Exercise prompt:
Single out the lines of the material that contain "himmentimellä" and copy them.

Stored records:

━━━

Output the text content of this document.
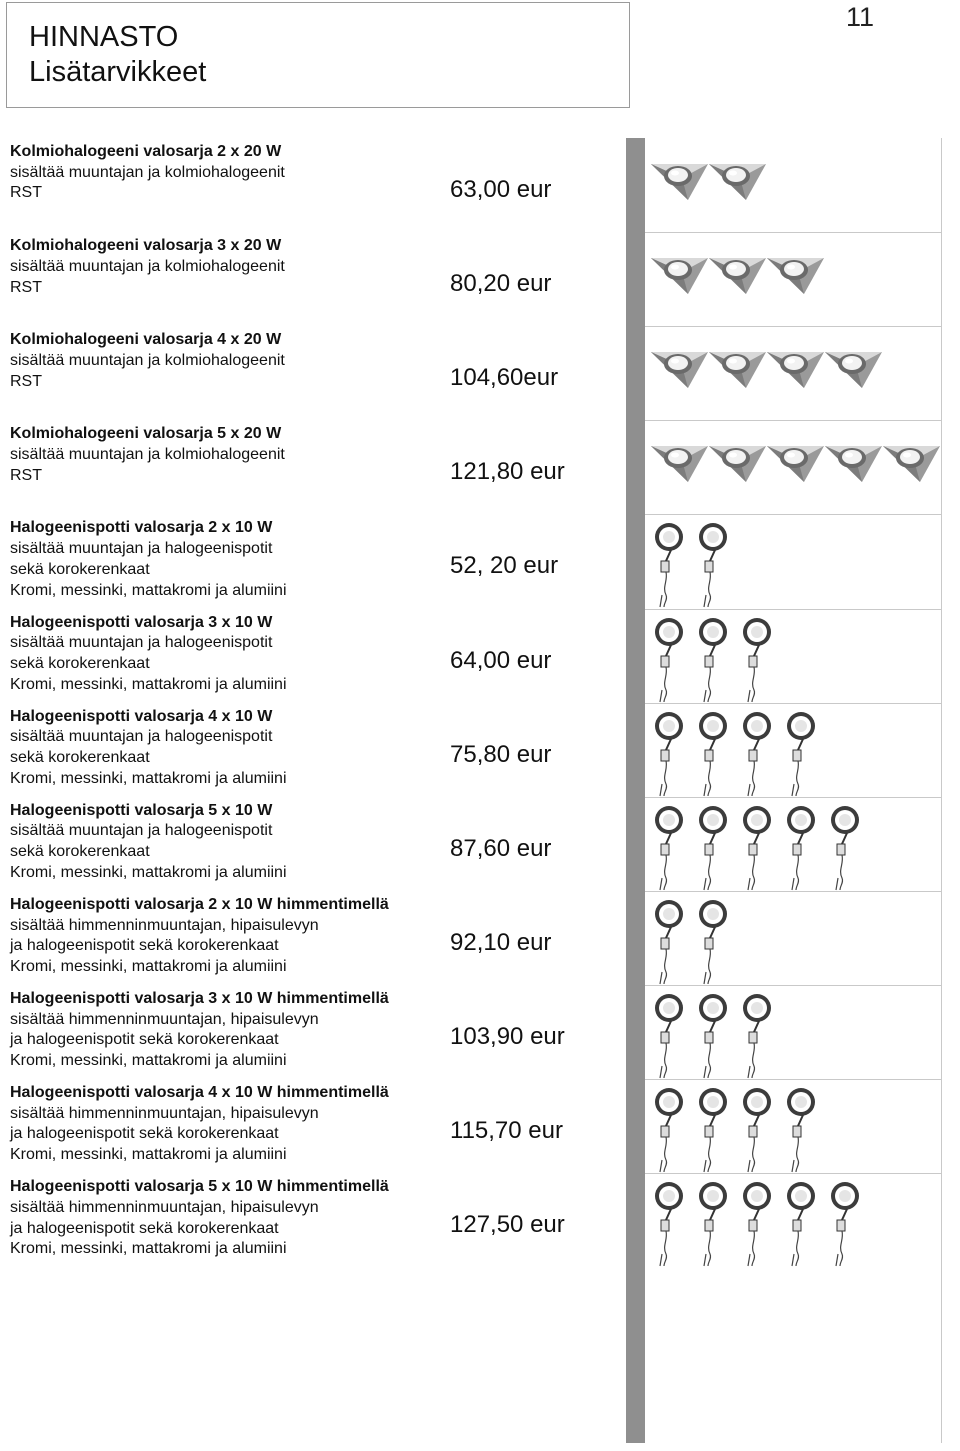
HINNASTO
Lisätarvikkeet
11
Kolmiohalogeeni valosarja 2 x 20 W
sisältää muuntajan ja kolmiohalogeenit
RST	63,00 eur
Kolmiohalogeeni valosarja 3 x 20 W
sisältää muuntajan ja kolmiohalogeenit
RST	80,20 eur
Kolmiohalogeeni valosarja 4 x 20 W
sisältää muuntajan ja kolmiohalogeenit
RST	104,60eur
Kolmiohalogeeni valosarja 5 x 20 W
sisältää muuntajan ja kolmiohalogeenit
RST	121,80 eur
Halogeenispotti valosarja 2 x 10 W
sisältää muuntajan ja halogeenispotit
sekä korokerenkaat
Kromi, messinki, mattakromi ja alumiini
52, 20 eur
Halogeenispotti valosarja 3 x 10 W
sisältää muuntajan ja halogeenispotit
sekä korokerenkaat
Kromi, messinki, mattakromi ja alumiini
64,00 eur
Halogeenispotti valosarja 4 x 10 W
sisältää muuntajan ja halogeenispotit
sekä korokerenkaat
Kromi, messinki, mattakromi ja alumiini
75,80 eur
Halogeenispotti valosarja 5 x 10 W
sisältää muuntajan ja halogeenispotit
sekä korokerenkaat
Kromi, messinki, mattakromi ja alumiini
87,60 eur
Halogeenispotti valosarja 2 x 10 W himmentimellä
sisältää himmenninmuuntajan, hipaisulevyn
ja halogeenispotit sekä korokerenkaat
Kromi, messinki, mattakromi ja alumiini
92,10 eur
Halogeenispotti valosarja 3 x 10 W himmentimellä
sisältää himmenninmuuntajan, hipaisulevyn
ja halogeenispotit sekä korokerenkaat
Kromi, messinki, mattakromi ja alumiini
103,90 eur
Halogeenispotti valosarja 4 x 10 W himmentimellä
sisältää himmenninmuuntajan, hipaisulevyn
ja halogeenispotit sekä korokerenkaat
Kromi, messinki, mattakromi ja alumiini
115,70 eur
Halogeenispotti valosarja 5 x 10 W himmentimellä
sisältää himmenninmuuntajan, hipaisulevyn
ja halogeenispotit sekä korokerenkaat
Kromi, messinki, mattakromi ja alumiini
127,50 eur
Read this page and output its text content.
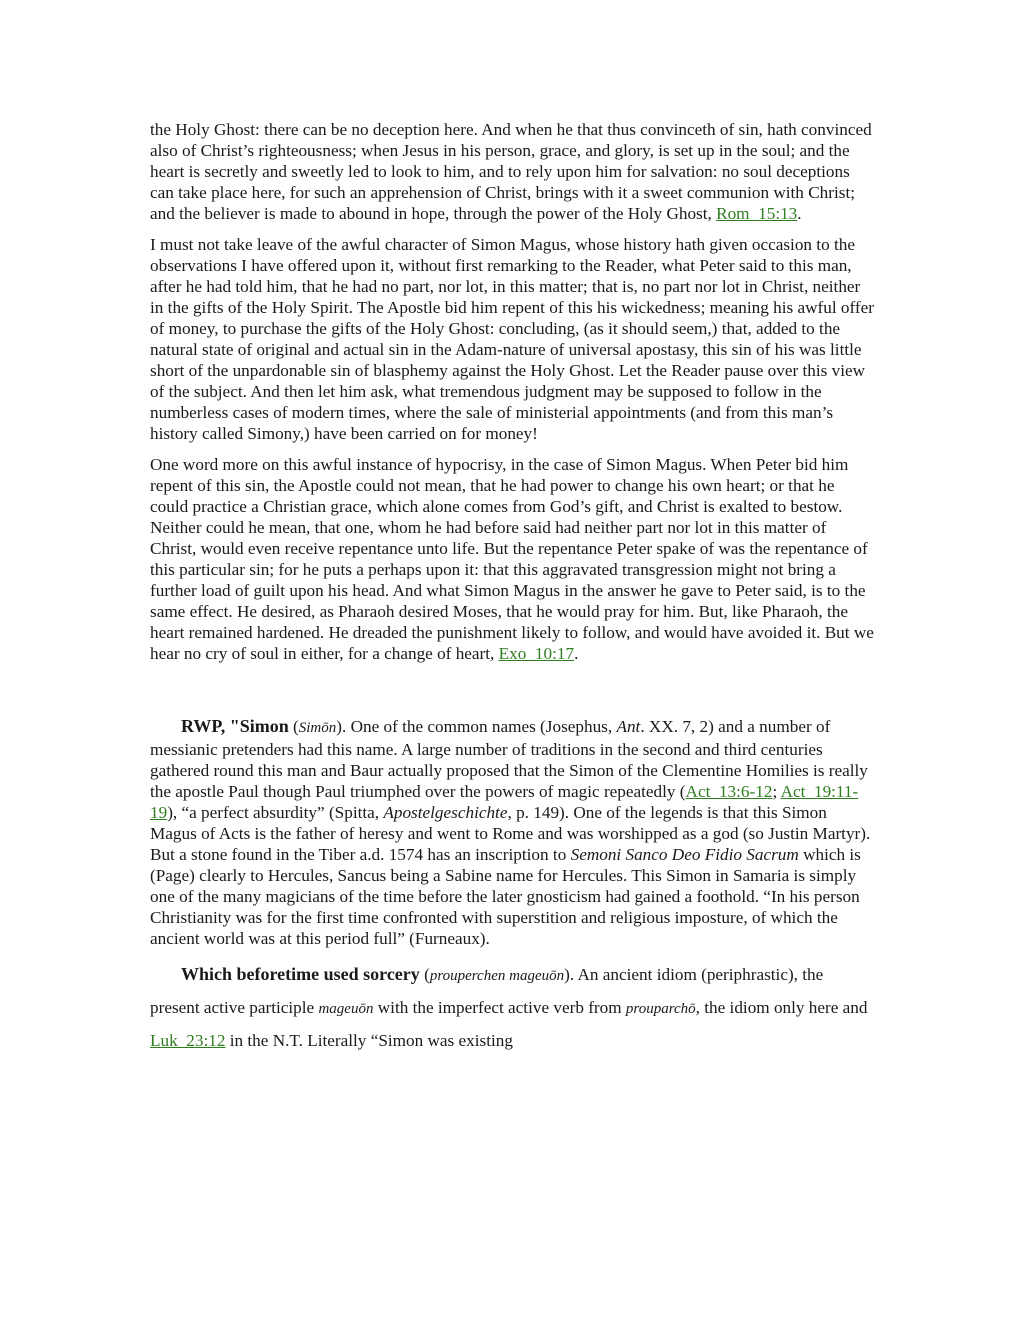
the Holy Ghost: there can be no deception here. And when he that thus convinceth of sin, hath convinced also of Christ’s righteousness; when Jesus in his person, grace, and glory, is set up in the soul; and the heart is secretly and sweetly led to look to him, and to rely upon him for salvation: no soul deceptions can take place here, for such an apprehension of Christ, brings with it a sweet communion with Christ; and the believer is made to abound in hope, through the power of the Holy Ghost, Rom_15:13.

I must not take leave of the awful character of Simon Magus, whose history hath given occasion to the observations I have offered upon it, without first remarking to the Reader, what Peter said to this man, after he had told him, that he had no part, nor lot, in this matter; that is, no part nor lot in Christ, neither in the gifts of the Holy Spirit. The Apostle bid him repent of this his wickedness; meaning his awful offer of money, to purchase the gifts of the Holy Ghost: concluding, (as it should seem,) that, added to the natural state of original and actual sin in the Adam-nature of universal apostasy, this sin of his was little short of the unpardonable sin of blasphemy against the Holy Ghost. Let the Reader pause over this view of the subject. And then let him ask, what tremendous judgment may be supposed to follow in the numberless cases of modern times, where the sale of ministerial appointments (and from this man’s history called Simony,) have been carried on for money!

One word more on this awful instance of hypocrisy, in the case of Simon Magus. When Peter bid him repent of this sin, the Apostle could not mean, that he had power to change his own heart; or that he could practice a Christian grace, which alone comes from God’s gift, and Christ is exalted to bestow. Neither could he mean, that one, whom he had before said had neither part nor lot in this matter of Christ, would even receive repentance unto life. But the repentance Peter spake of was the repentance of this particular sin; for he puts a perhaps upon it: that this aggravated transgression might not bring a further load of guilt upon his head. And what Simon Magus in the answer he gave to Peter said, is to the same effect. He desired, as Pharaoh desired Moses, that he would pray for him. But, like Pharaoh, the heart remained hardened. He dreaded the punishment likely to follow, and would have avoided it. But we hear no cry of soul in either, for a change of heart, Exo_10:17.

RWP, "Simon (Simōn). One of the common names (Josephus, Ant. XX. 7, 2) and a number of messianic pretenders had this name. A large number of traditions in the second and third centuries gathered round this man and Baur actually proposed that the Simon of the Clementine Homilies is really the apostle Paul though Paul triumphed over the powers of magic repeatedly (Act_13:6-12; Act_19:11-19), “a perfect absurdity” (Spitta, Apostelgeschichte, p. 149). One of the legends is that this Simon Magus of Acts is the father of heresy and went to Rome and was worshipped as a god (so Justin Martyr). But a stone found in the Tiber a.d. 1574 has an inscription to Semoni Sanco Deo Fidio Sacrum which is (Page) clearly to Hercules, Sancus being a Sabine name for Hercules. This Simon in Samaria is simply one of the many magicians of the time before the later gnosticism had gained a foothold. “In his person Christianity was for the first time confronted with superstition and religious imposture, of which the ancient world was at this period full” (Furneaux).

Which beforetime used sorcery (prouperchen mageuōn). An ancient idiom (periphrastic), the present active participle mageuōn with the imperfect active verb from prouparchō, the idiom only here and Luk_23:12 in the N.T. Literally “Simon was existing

━━━

Expected output:
Halogeenispotti valosarja 2 x 10 W himmentimellä
Halogeenispotti valosarja 3 x 10 W himmentimellä
Halogeenispotti valosarja 4 x 10 W himmentimellä
Halogeenispotti valosarja 5 x 10 W himmentimellä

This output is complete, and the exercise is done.